▶ [Provided material]:
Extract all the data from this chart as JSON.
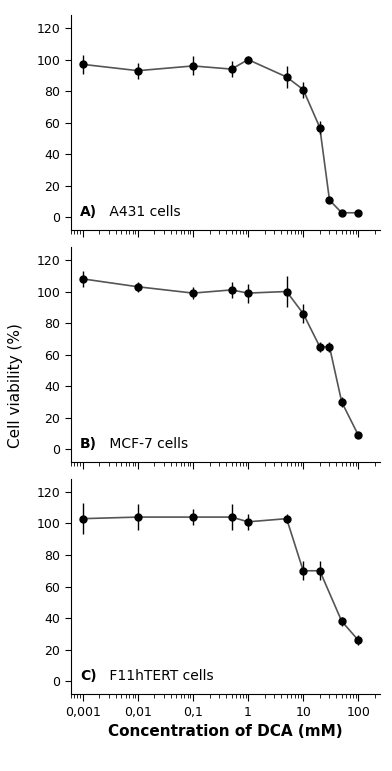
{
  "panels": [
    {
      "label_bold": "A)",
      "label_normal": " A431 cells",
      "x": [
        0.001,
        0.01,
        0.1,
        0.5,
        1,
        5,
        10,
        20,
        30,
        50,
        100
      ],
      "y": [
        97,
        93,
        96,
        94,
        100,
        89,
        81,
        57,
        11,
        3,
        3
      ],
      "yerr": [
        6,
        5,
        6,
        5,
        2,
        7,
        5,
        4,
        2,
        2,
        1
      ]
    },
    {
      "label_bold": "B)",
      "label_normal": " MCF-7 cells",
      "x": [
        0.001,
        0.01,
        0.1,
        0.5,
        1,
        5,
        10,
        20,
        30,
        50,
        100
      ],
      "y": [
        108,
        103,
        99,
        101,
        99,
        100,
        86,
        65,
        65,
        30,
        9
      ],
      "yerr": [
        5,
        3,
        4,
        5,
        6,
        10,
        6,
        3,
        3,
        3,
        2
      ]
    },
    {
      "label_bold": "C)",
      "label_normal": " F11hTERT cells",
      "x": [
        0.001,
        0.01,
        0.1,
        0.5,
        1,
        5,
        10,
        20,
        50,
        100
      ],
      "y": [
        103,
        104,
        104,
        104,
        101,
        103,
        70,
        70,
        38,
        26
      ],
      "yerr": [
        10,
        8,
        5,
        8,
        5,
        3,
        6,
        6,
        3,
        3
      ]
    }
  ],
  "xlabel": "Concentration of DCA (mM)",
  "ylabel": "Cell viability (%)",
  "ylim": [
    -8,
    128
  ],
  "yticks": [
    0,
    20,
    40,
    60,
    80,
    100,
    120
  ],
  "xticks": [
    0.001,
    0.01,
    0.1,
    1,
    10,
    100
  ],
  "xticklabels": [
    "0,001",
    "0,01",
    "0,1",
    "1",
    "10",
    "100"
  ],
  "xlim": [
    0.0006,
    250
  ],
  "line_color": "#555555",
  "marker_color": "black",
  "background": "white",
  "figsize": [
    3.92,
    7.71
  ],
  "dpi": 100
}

▶ [To do]: Copy the records above exactly, omitting every picture.

▶ [Output of the exercise]:
Extract all the data from this chart as JSON.
{
  "panels": [
    {
      "label_bold": "A)",
      "label_normal": " A431 cells",
      "x": [
        0.001,
        0.01,
        0.1,
        0.5,
        1,
        5,
        10,
        20,
        30,
        50,
        100
      ],
      "y": [
        97,
        93,
        96,
        94,
        100,
        89,
        81,
        57,
        11,
        3,
        3
      ],
      "yerr": [
        6,
        5,
        6,
        5,
        2,
        7,
        5,
        4,
        2,
        2,
        1
      ]
    },
    {
      "label_bold": "B)",
      "label_normal": " MCF-7 cells",
      "x": [
        0.001,
        0.01,
        0.1,
        0.5,
        1,
        5,
        10,
        20,
        30,
        50,
        100
      ],
      "y": [
        108,
        103,
        99,
        101,
        99,
        100,
        86,
        65,
        65,
        30,
        9
      ],
      "yerr": [
        5,
        3,
        4,
        5,
        6,
        10,
        6,
        3,
        3,
        3,
        2
      ]
    },
    {
      "label_bold": "C)",
      "label_normal": " F11hTERT cells",
      "x": [
        0.001,
        0.01,
        0.1,
        0.5,
        1,
        5,
        10,
        20,
        50,
        100
      ],
      "y": [
        103,
        104,
        104,
        104,
        101,
        103,
        70,
        70,
        38,
        26
      ],
      "yerr": [
        10,
        8,
        5,
        8,
        5,
        3,
        6,
        6,
        3,
        3
      ]
    }
  ],
  "xlabel": "Concentration of DCA (mM)",
  "ylabel": "Cell viability (%)",
  "ylim": [
    -8,
    128
  ],
  "yticks": [
    0,
    20,
    40,
    60,
    80,
    100,
    120
  ],
  "xticks": [
    0.001,
    0.01,
    0.1,
    1,
    10,
    100
  ],
  "xticklabels": [
    "0,001",
    "0,01",
    "0,1",
    "1",
    "10",
    "100"
  ],
  "xlim": [
    0.0006,
    250
  ],
  "line_color": "#555555",
  "marker_color": "black",
  "background": "white",
  "figsize": [
    3.92,
    7.71
  ],
  "dpi": 100
}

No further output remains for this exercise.